## BEGIN

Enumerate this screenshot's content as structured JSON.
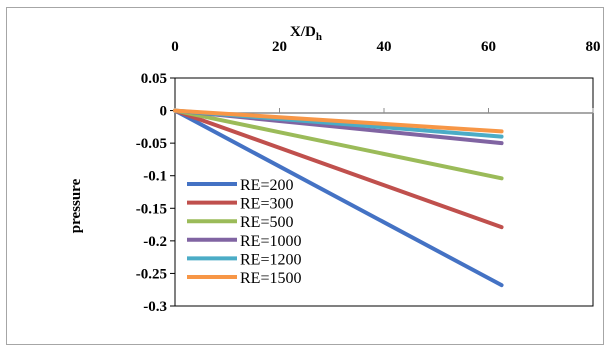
{
  "chart_data": {
    "type": "line",
    "title": "",
    "xlabel": "X/D",
    "xlabel_sub": "h",
    "ylabel": "pressure",
    "x_axis_position": "top",
    "xlim": [
      0,
      80
    ],
    "ylim": [
      -0.3,
      0.05
    ],
    "x_ticks": [
      "0",
      "20",
      "40",
      "60",
      "80"
    ],
    "y_ticks": [
      "0.05",
      "0",
      "-0.05",
      "-0.1",
      "-0.15",
      "-0.2",
      "-0.25",
      "-0.3"
    ],
    "grid": false,
    "legend_position": "left",
    "series": [
      {
        "name": "RE=200",
        "color": "#4472c4",
        "x": [
          0,
          62.5
        ],
        "y": [
          0,
          -0.268
        ]
      },
      {
        "name": "RE=300",
        "color": "#c0504d",
        "x": [
          0,
          62.5
        ],
        "y": [
          0,
          -0.179
        ]
      },
      {
        "name": "RE=500",
        "color": "#9bbb59",
        "x": [
          0,
          62.5
        ],
        "y": [
          0,
          -0.104
        ]
      },
      {
        "name": "RE=1000",
        "color": "#8064a2",
        "x": [
          0,
          62.5
        ],
        "y": [
          0,
          -0.05
        ]
      },
      {
        "name": "RE=1200",
        "color": "#4bacc6",
        "x": [
          0,
          62.5
        ],
        "y": [
          0,
          -0.04
        ]
      },
      {
        "name": "RE=1500",
        "color": "#f79646",
        "x": [
          0,
          62.5
        ],
        "y": [
          0,
          -0.032
        ]
      }
    ]
  }
}
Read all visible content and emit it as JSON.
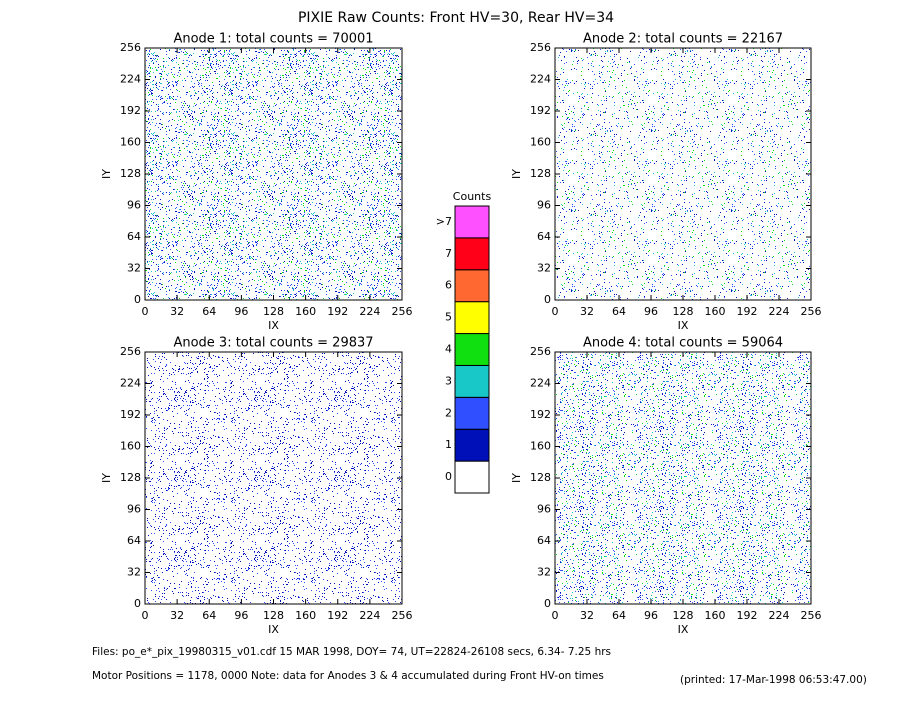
{
  "title": "PIXIE Raw Counts:  Front HV=30, Rear HV=34",
  "chart_data": [
    {
      "type": "heatmap",
      "title": "Anode 1: total counts = 70001",
      "xlabel": "IX",
      "ylabel": "IY",
      "xlim": [
        0,
        256
      ],
      "xticks": [
        0,
        32,
        64,
        96,
        128,
        160,
        192,
        224,
        256
      ],
      "ylim": [
        0,
        256
      ],
      "yticks": [
        0,
        32,
        64,
        96,
        128,
        160,
        192,
        224,
        256
      ]
    },
    {
      "type": "heatmap",
      "title": "Anode 2: total counts = 22167",
      "xlabel": "IX",
      "ylabel": "IY",
      "xlim": [
        0,
        256
      ],
      "xticks": [
        0,
        32,
        64,
        96,
        128,
        160,
        192,
        224,
        256
      ],
      "ylim": [
        0,
        256
      ],
      "yticks": [
        0,
        32,
        64,
        96,
        128,
        160,
        192,
        224,
        256
      ]
    },
    {
      "type": "heatmap",
      "title": "Anode 3: total counts = 29837",
      "xlabel": "IX",
      "ylabel": "IY",
      "xlim": [
        0,
        256
      ],
      "xticks": [
        0,
        32,
        64,
        96,
        128,
        160,
        192,
        224,
        256
      ],
      "ylim": [
        0,
        256
      ],
      "yticks": [
        0,
        32,
        64,
        96,
        128,
        160,
        192,
        224,
        256
      ]
    },
    {
      "type": "heatmap",
      "title": "Anode 4: total counts = 59064",
      "xlabel": "IX",
      "ylabel": "IY",
      "xlim": [
        0,
        256
      ],
      "xticks": [
        0,
        32,
        64,
        96,
        128,
        160,
        192,
        224,
        256
      ],
      "ylim": [
        0,
        256
      ],
      "yticks": [
        0,
        32,
        64,
        96,
        128,
        160,
        192,
        224,
        256
      ]
    }
  ],
  "colorbar": {
    "title": "Counts",
    "levels": [
      {
        "label": "0",
        "color": "#ffffff"
      },
      {
        "label": "1",
        "color": "#0010b8"
      },
      {
        "label": "2",
        "color": "#3050ff"
      },
      {
        "label": "3",
        "color": "#18c8c8"
      },
      {
        "label": "4",
        "color": "#10e010"
      },
      {
        "label": "5",
        "color": "#ffff00"
      },
      {
        "label": "6",
        "color": "#ff6830"
      },
      {
        "label": "7",
        "color": "#ff0018"
      },
      {
        "label": ">7",
        "color": "#ff50ff"
      }
    ]
  },
  "footer": {
    "files": "Files: po_e*_pix_19980315_v01.cdf    15 MAR 1998, DOY= 74, UT=22824-26108 secs,  6.34- 7.25 hrs",
    "motor": "Motor Positions = 1178, 0000   Note: data for Anodes 3 & 4 accumulated during Front HV-on times",
    "printed": "(printed: 17-Mar-1998 06:53:47.00)"
  }
}
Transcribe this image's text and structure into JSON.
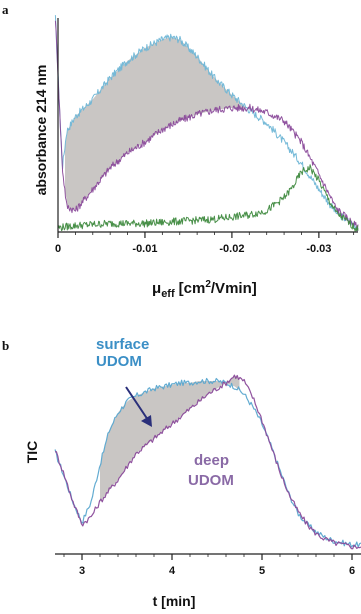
{
  "chart_data": [
    {
      "panel": "a",
      "type": "line",
      "ylabel": "absorbance 214 nm",
      "xlabel_main": "μ",
      "xlabel_sub": "eff",
      "xlabel_units": "[cm",
      "xlabel_exp": "2",
      "xlabel_tail": "/Vmin]",
      "xlim": [
        0,
        -0.0345
      ],
      "ylim": [
        0,
        1
      ],
      "xticks": [
        0,
        -0.01,
        -0.02,
        -0.03
      ],
      "xtick_labels": [
        "0",
        "-0.01",
        "-0.02",
        "-0.03"
      ],
      "colors": {
        "blue": "#6fb6d6",
        "purple": "#8a4a9a",
        "green": "#3f8a3f",
        "fill": "#c9c6c4",
        "axis": "#222222"
      },
      "series": [
        {
          "key": "blue",
          "x": [
            0.0003,
            -0.0005,
            -0.001,
            -0.002,
            -0.004,
            -0.006,
            -0.008,
            -0.01,
            -0.012,
            -0.013,
            -0.014,
            -0.016,
            -0.018,
            -0.02,
            -0.022,
            -0.024,
            -0.026,
            -0.028,
            -0.03,
            -0.032,
            -0.0345
          ],
          "y": [
            1.0,
            0.3,
            0.47,
            0.54,
            0.62,
            0.72,
            0.8,
            0.86,
            0.9,
            0.91,
            0.9,
            0.82,
            0.72,
            0.64,
            0.57,
            0.51,
            0.42,
            0.32,
            0.2,
            0.09,
            0.02
          ]
        },
        {
          "key": "purple",
          "x": [
            0.0003,
            -0.0005,
            -0.001,
            -0.002,
            -0.004,
            -0.006,
            -0.008,
            -0.01,
            -0.012,
            -0.014,
            -0.016,
            -0.018,
            -0.02,
            -0.022,
            -0.024,
            -0.026,
            -0.028,
            -0.03,
            -0.032,
            -0.0345
          ],
          "y": [
            1.0,
            0.3,
            0.12,
            0.1,
            0.2,
            0.3,
            0.37,
            0.42,
            0.48,
            0.52,
            0.55,
            0.57,
            0.58,
            0.58,
            0.56,
            0.52,
            0.42,
            0.27,
            0.11,
            0.02
          ]
        },
        {
          "key": "green",
          "x": [
            0,
            -0.002,
            -0.006,
            -0.01,
            -0.014,
            -0.018,
            -0.02,
            -0.022,
            -0.024,
            -0.026,
            -0.027,
            -0.028,
            -0.029,
            -0.03,
            -0.031,
            -0.032,
            -0.0345
          ],
          "y": [
            0.02,
            0.03,
            0.04,
            0.04,
            0.05,
            0.06,
            0.07,
            0.08,
            0.1,
            0.16,
            0.21,
            0.28,
            0.3,
            0.24,
            0.16,
            0.09,
            0.01
          ]
        }
      ],
      "shaded_between": [
        "blue",
        "purple"
      ],
      "shaded_xrange": [
        -0.0008,
        -0.0215
      ]
    },
    {
      "panel": "b",
      "type": "line",
      "ylabel": "TIC",
      "xlabel": "t [min]",
      "xlim": [
        2.7,
        6.1
      ],
      "ylim": [
        0,
        1
      ],
      "xticks": [
        3,
        4,
        5,
        6
      ],
      "xtick_labels": [
        "3",
        "4",
        "5",
        "6"
      ],
      "annotations": {
        "surface_line1": "surface",
        "surface_line2": "UDOM",
        "deep_line1": "deep",
        "deep_line2": "UDOM"
      },
      "colors": {
        "surface": "#5aa6cf",
        "deep": "#8a4a9a",
        "fill": "#c9c6c4",
        "arrow": "#2a2f7a",
        "axis": "#222222"
      },
      "series": [
        {
          "key": "surface",
          "x": [
            2.7,
            2.8,
            2.9,
            3.0,
            3.1,
            3.2,
            3.3,
            3.4,
            3.5,
            3.6,
            3.7,
            3.8,
            3.9,
            4.0,
            4.1,
            4.2,
            4.3,
            4.4,
            4.5,
            4.6,
            4.7,
            4.8,
            4.9,
            5.0,
            5.1,
            5.2,
            5.3,
            5.4,
            5.5,
            5.6,
            5.7,
            5.8,
            5.9,
            6.0,
            6.1
          ],
          "y": [
            0.55,
            0.42,
            0.28,
            0.17,
            0.28,
            0.48,
            0.66,
            0.76,
            0.82,
            0.85,
            0.87,
            0.89,
            0.9,
            0.91,
            0.92,
            0.92,
            0.93,
            0.93,
            0.93,
            0.92,
            0.9,
            0.86,
            0.79,
            0.7,
            0.58,
            0.45,
            0.32,
            0.22,
            0.16,
            0.12,
            0.09,
            0.07,
            0.06,
            0.05,
            0.05
          ]
        },
        {
          "key": "deep",
          "x": [
            2.7,
            2.8,
            2.9,
            3.0,
            3.1,
            3.2,
            3.3,
            3.4,
            3.5,
            3.6,
            3.7,
            3.8,
            3.9,
            4.0,
            4.1,
            4.2,
            4.3,
            4.4,
            4.5,
            4.6,
            4.7,
            4.8,
            4.9,
            5.0,
            5.1,
            5.2,
            5.3,
            5.4,
            5.5,
            5.6,
            5.7,
            5.8,
            5.9,
            6.0,
            6.1
          ],
          "y": [
            0.56,
            0.43,
            0.28,
            0.16,
            0.2,
            0.28,
            0.34,
            0.4,
            0.47,
            0.54,
            0.58,
            0.62,
            0.66,
            0.7,
            0.74,
            0.78,
            0.82,
            0.86,
            0.89,
            0.92,
            0.96,
            0.93,
            0.84,
            0.72,
            0.58,
            0.44,
            0.32,
            0.23,
            0.16,
            0.11,
            0.08,
            0.06,
            0.05,
            0.04,
            0.04
          ]
        }
      ],
      "shaded_between": [
        "surface",
        "deep"
      ],
      "shaded_xrange": [
        3.2,
        4.75
      ]
    }
  ]
}
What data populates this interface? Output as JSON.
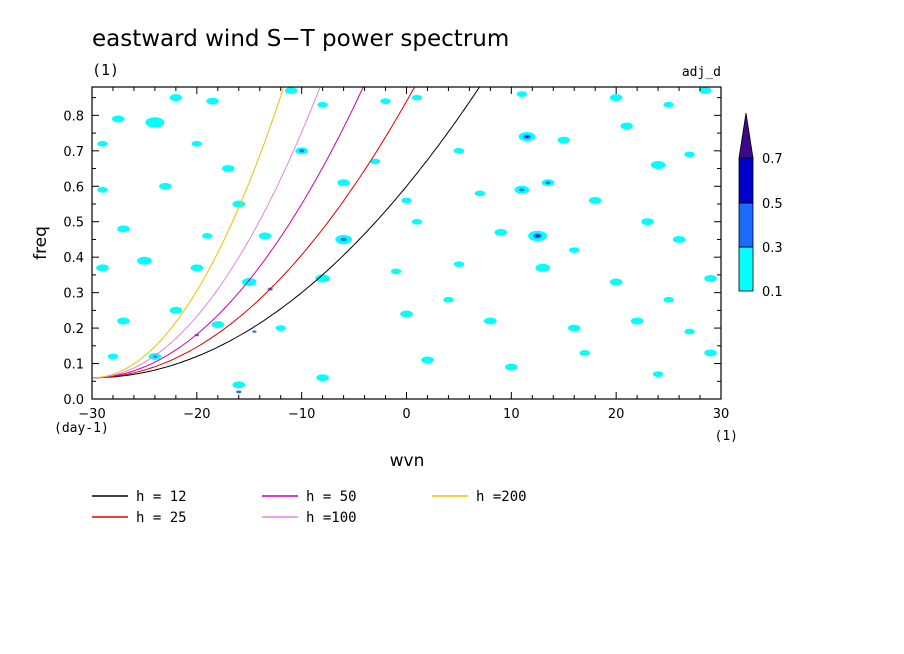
{
  "chart_data": {
    "type": "heatmap",
    "title": "eastward wind S−T power spectrum",
    "subtitle_left": "(1)",
    "subtitle_right": "adj_d",
    "xlabel": "wvn",
    "ylabel": "freq",
    "x_unit": "(1)",
    "y_unit": "(day-1)",
    "xlim": [
      -30,
      30
    ],
    "ylim": [
      0,
      0.88
    ],
    "xticks": [
      -30,
      -20,
      -10,
      0,
      10,
      20,
      30
    ],
    "yticks": [
      0.0,
      0.1,
      0.2,
      0.3,
      0.4,
      0.5,
      0.6,
      0.7,
      0.8
    ],
    "ytick_labels": [
      "0.0",
      "0.1",
      "0.2",
      "0.3",
      "0.4",
      "0.5",
      "0.6",
      "0.7",
      "0.8"
    ],
    "xtick_labels": [
      "−30",
      "−20",
      "−10",
      "0",
      "10",
      "20",
      "30"
    ],
    "colorbar": {
      "levels": [
        0.1,
        0.3,
        0.5,
        0.7
      ],
      "labels": [
        "0.1",
        "0.3",
        "0.5",
        "0.7"
      ],
      "colors": [
        "#00ffff",
        "#1a6cff",
        "#0000cc",
        "#3a0a8a"
      ]
    },
    "fill_colors": {
      "low": "#00ffff",
      "mid": "#1a6cff",
      "high": "#0000cc"
    },
    "curves": [
      {
        "name": "h = 12",
        "color": "#000000",
        "h": 12
      },
      {
        "name": "h = 25",
        "color": "#e00000",
        "h": 25
      },
      {
        "name": "h = 50",
        "color": "#cc00aa",
        "h": 50
      },
      {
        "name": "h =100",
        "color": "#dd88dd",
        "h": 100
      },
      {
        "name": "h =200",
        "color": "#f0c000",
        "h": 200
      }
    ],
    "blobs": [
      {
        "x": -27.5,
        "y": 0.79,
        "r": 0.6,
        "level": 1
      },
      {
        "x": -24,
        "y": 0.78,
        "r": 0.9,
        "level": 1
      },
      {
        "x": -22,
        "y": 0.85,
        "r": 0.6,
        "level": 1
      },
      {
        "x": -18.5,
        "y": 0.84,
        "r": 0.6,
        "level": 1
      },
      {
        "x": -11,
        "y": 0.87,
        "r": 0.6,
        "level": 1
      },
      {
        "x": -8,
        "y": 0.83,
        "r": 0.5,
        "level": 1
      },
      {
        "x": -2,
        "y": 0.84,
        "r": 0.5,
        "level": 1
      },
      {
        "x": 1,
        "y": 0.85,
        "r": 0.5,
        "level": 1
      },
      {
        "x": 11,
        "y": 0.86,
        "r": 0.5,
        "level": 1
      },
      {
        "x": 20,
        "y": 0.85,
        "r": 0.6,
        "level": 1
      },
      {
        "x": 25,
        "y": 0.83,
        "r": 0.5,
        "level": 1
      },
      {
        "x": 28.5,
        "y": 0.87,
        "r": 0.6,
        "level": 1
      },
      {
        "x": -29,
        "y": 0.72,
        "r": 0.5,
        "level": 1
      },
      {
        "x": -20,
        "y": 0.72,
        "r": 0.5,
        "level": 1
      },
      {
        "x": -17,
        "y": 0.65,
        "r": 0.6,
        "level": 1
      },
      {
        "x": -10,
        "y": 0.7,
        "r": 0.6,
        "level": 1
      },
      {
        "x": -3,
        "y": 0.67,
        "r": 0.5,
        "level": 1
      },
      {
        "x": 5,
        "y": 0.7,
        "r": 0.5,
        "level": 1
      },
      {
        "x": 11.5,
        "y": 0.74,
        "r": 0.8,
        "level": 1
      },
      {
        "x": 15,
        "y": 0.73,
        "r": 0.6,
        "level": 1
      },
      {
        "x": 21,
        "y": 0.77,
        "r": 0.6,
        "level": 1
      },
      {
        "x": 24,
        "y": 0.66,
        "r": 0.7,
        "level": 1
      },
      {
        "x": 27,
        "y": 0.69,
        "r": 0.5,
        "level": 1
      },
      {
        "x": -29,
        "y": 0.59,
        "r": 0.5,
        "level": 1
      },
      {
        "x": -23,
        "y": 0.6,
        "r": 0.6,
        "level": 1
      },
      {
        "x": -16,
        "y": 0.55,
        "r": 0.6,
        "level": 1
      },
      {
        "x": -6,
        "y": 0.61,
        "r": 0.6,
        "level": 1
      },
      {
        "x": 0,
        "y": 0.56,
        "r": 0.5,
        "level": 1
      },
      {
        "x": 7,
        "y": 0.58,
        "r": 0.5,
        "level": 1
      },
      {
        "x": 11,
        "y": 0.59,
        "r": 0.7,
        "level": 1
      },
      {
        "x": 13.5,
        "y": 0.61,
        "r": 0.6,
        "level": 1
      },
      {
        "x": 18,
        "y": 0.56,
        "r": 0.6,
        "level": 1
      },
      {
        "x": 23,
        "y": 0.5,
        "r": 0.6,
        "level": 1
      },
      {
        "x": -27,
        "y": 0.48,
        "r": 0.6,
        "level": 1
      },
      {
        "x": -19,
        "y": 0.46,
        "r": 0.5,
        "level": 1
      },
      {
        "x": -13.5,
        "y": 0.46,
        "r": 0.6,
        "level": 1
      },
      {
        "x": -6,
        "y": 0.45,
        "r": 0.8,
        "level": 1
      },
      {
        "x": 1,
        "y": 0.5,
        "r": 0.5,
        "level": 1
      },
      {
        "x": 9,
        "y": 0.47,
        "r": 0.6,
        "level": 1
      },
      {
        "x": 12.5,
        "y": 0.46,
        "r": 0.9,
        "level": 1
      },
      {
        "x": 16,
        "y": 0.42,
        "r": 0.5,
        "level": 1
      },
      {
        "x": 26,
        "y": 0.45,
        "r": 0.6,
        "level": 1
      },
      {
        "x": -29,
        "y": 0.37,
        "r": 0.6,
        "level": 1
      },
      {
        "x": -25,
        "y": 0.39,
        "r": 0.7,
        "level": 1
      },
      {
        "x": -20,
        "y": 0.37,
        "r": 0.6,
        "level": 1
      },
      {
        "x": -15,
        "y": 0.33,
        "r": 0.7,
        "level": 1
      },
      {
        "x": -8,
        "y": 0.34,
        "r": 0.7,
        "level": 1
      },
      {
        "x": -1,
        "y": 0.36,
        "r": 0.5,
        "level": 1
      },
      {
        "x": 5,
        "y": 0.38,
        "r": 0.5,
        "level": 1
      },
      {
        "x": 13,
        "y": 0.37,
        "r": 0.7,
        "level": 1
      },
      {
        "x": 20,
        "y": 0.33,
        "r": 0.6,
        "level": 1
      },
      {
        "x": 25,
        "y": 0.28,
        "r": 0.5,
        "level": 1
      },
      {
        "x": 29,
        "y": 0.34,
        "r": 0.6,
        "level": 1
      },
      {
        "x": -27,
        "y": 0.22,
        "r": 0.6,
        "level": 1
      },
      {
        "x": -22,
        "y": 0.25,
        "r": 0.6,
        "level": 1
      },
      {
        "x": -18,
        "y": 0.21,
        "r": 0.6,
        "level": 1
      },
      {
        "x": -12,
        "y": 0.2,
        "r": 0.5,
        "level": 1
      },
      {
        "x": 0,
        "y": 0.24,
        "r": 0.6,
        "level": 1
      },
      {
        "x": 4,
        "y": 0.28,
        "r": 0.5,
        "level": 1
      },
      {
        "x": 8,
        "y": 0.22,
        "r": 0.6,
        "level": 1
      },
      {
        "x": 16,
        "y": 0.2,
        "r": 0.6,
        "level": 1
      },
      {
        "x": 22,
        "y": 0.22,
        "r": 0.6,
        "level": 1
      },
      {
        "x": 27,
        "y": 0.19,
        "r": 0.5,
        "level": 1
      },
      {
        "x": -28,
        "y": 0.12,
        "r": 0.5,
        "level": 1
      },
      {
        "x": -24,
        "y": 0.12,
        "r": 0.6,
        "level": 1
      },
      {
        "x": -16,
        "y": 0.04,
        "r": 0.6,
        "level": 1
      },
      {
        "x": -8,
        "y": 0.06,
        "r": 0.6,
        "level": 1
      },
      {
        "x": 2,
        "y": 0.11,
        "r": 0.6,
        "level": 1
      },
      {
        "x": 10,
        "y": 0.09,
        "r": 0.6,
        "level": 1
      },
      {
        "x": 17,
        "y": 0.13,
        "r": 0.5,
        "level": 1
      },
      {
        "x": 24,
        "y": 0.07,
        "r": 0.5,
        "level": 1
      },
      {
        "x": 29,
        "y": 0.13,
        "r": 0.6,
        "level": 1
      },
      {
        "x": -10,
        "y": 0.7,
        "r": 0.25,
        "level": 2
      },
      {
        "x": 11.5,
        "y": 0.74,
        "r": 0.35,
        "level": 2
      },
      {
        "x": 11,
        "y": 0.59,
        "r": 0.25,
        "level": 2
      },
      {
        "x": 13.5,
        "y": 0.61,
        "r": 0.25,
        "level": 2
      },
      {
        "x": -6,
        "y": 0.45,
        "r": 0.3,
        "level": 2
      },
      {
        "x": 12.5,
        "y": 0.46,
        "r": 0.4,
        "level": 2
      },
      {
        "x": -13,
        "y": 0.31,
        "r": 0.25,
        "level": 2
      },
      {
        "x": -14.5,
        "y": 0.19,
        "r": 0.2,
        "level": 2
      },
      {
        "x": -24,
        "y": 0.12,
        "r": 0.2,
        "level": 2
      },
      {
        "x": -16,
        "y": 0.02,
        "r": 0.25,
        "level": 2
      },
      {
        "x": -20,
        "y": 0.18,
        "r": 0.2,
        "level": 2
      },
      {
        "x": 12.5,
        "y": 0.46,
        "r": 0.15,
        "level": 3
      },
      {
        "x": 11.5,
        "y": 0.74,
        "r": 0.12,
        "level": 3
      }
    ],
    "legend_placement": "bottom",
    "grid": false
  }
}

## END

_Exercise task_: Gather up the lines containing the word "total" from these records and copy them.

_Task result_:
      "title": "Anode 1: total counts = 70001",
      "title": "Anode 2: total counts = 22167",
      "title": "Anode 3: total counts = 29837",
      "title": "Anode 4: total counts = 59064",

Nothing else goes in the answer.